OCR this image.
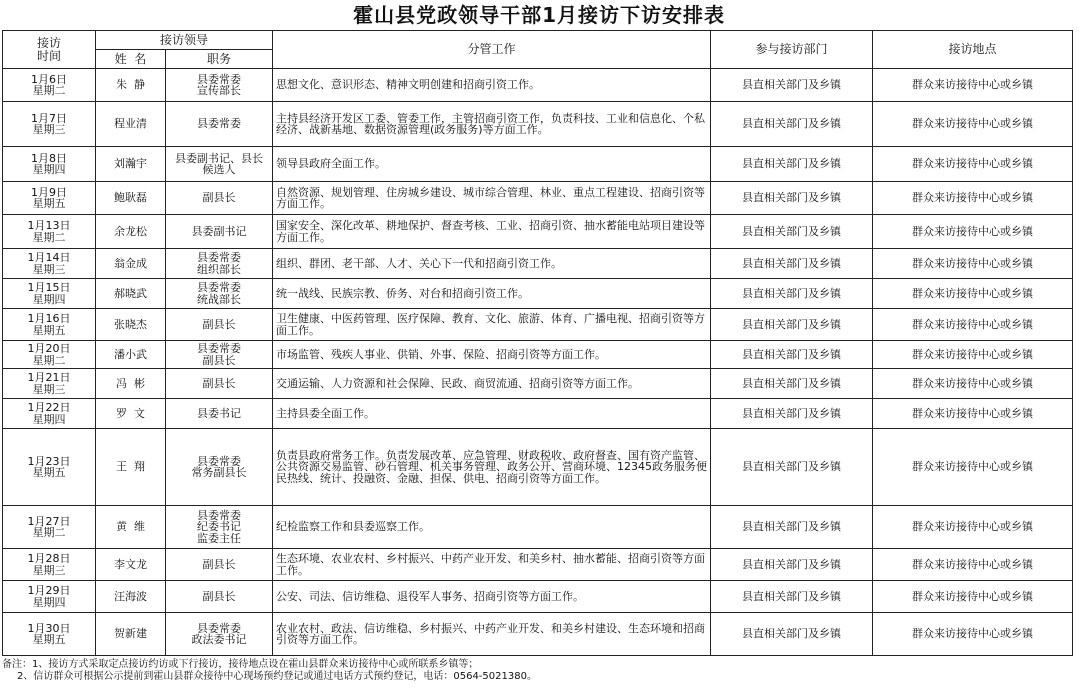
霍山县党政领导干部1月接访下访安排表
接访
时间	接访领导		分管工作	参与接访部门	接访地点
	姓  名	职务			
1月6日
星期二	朱  静	县委常委
宣传部长	思想文化、意识形态、精神文明创建和招商引资工作。	县直相关部门及乡镇	群众来访接待中心或乡镇
1月7日
星期三	程业清	县委常委	主持县经济开发区工委、管委工作，主管招商引资工作，负责科技、工业和信息化、个私经济、战新基地、数据资源管理(政务服务)等方面工作。	县直相关部门及乡镇	群众来访接待中心或乡镇
1月8日
星期四	刘瀚宇	县委副书记、县长
候选人	领导县政府全面工作。	县直相关部门及乡镇	群众来访接待中心或乡镇
1月9日
星期五	鲍耿磊	副县长	自然资源、规划管理、住房城乡建设、城市综合管理、林业、重点工程建设、招商引资等方面工作。	县直相关部门及乡镇	群众来访接待中心或乡镇
1月13日
星期二	余龙松	县委副书记	国家安全、深化改革、耕地保护、督查考核、工业、招商引资、抽水蓄能电站项目建设等方面工作。	县直相关部门及乡镇	群众来访接待中心或乡镇
1月14日
星期三	翁金成	县委常委
组织部长	组织、群团、老干部、人才、关心下一代和招商引资工作。	县直相关部门及乡镇	群众来访接待中心或乡镇
1月15日
星期四	郝晓武	县委常委
统战部长	统一战线、民族宗教、侨务、对台和招商引资工作。	县直相关部门及乡镇	群众来访接待中心或乡镇
1月16日
星期五	张晓杰	副县长	卫生健康、中医药管理、医疗保障、教育、文化、旅游、体育、广播电视、招商引资等方面工作。	县直相关部门及乡镇	群众来访接待中心或乡镇
1月20日
星期二	潘小武	县委常委
副县长	市场监管、残疾人事业、供销、外事、保险、招商引资等方面工作。	县直相关部门及乡镇	群众来访接待中心或乡镇
1月21日
星期三	冯  彬	副县长	交通运输、人力资源和社会保障、民政、商贸流通、招商引资等方面工作。	县直相关部门及乡镇	群众来访接待中心或乡镇
1月22日
星期四	罗  文	县委书记	主持县委全面工作。	县直相关部门及乡镇	群众来访接待中心或乡镇
1月23日
星期五	王  翔	县委常委
常务副县长	负责县政府常务工作。负责发展改革、应急管理、财政税收、政府督查、国有资产监管、公共资源交易监管、砂石管理、机关事务管理、政务公开、营商环境、12345政务服务便民热线、统计、投融资、金融、担保、供电、招商引资等方面工作。	县直相关部门及乡镇	群众来访接待中心或乡镇
1月27日
星期二	黄  维	县委常委
纪委书记
监委主任	纪检监察工作和县委巡察工作。	县直相关部门及乡镇	群众来访接待中心或乡镇
1月28日
星期三	李文龙	副县长	生态环境、农业农村、乡村振兴、中药产业开发、和美乡村、抽水蓄能、招商引资等方面工作。	县直相关部门及乡镇	群众来访接待中心或乡镇
1月29日
星期四	汪海波	副县长	公安、司法、信访维稳、退役军人事务、招商引资等方面工作。	县直相关部门及乡镇	群众来访接待中心或乡镇
1月30日
星期五	贺新建	县委常委
政法委书记	农业农村、政法、信访维稳、乡村振兴、中药产业开发、和美乡村建设、生态环境和招商引资等方面工作。	县直相关部门及乡镇	群众来访接待中心或乡镇
备注：1、接访方式采取定点接访约访或下行接访，接待地点设在霍山县群众来访接待中心或所联系乡镇等；
2、信访群众可根据公示提前到霍山县群众接待中心现场预约登记或通过电话方式预约登记，电话：0564-5021380。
- - -
## Stated problem:
Note each line of the entries that has "县委常委" in it, and copy those lines.

## Reply to the exercise:
星期二	朱  静	县委常委
星期三	程业清	县委常委	主持县经济开发区工委、管委工作，主管招商引资工作，负责科技、工业和信息化、个私经济、战新基地、数据资源管理(政务服务)等方面工作。	县直相关部门及乡镇	群众来访接待中心或乡镇
星期三	翁金成	县委常委
星期四	郝晓武	县委常委
星期二	潘小武	县委常委
星期五	王  翔	县委常委
星期二	黄  维	县委常委
星期五	贺新建	县委常委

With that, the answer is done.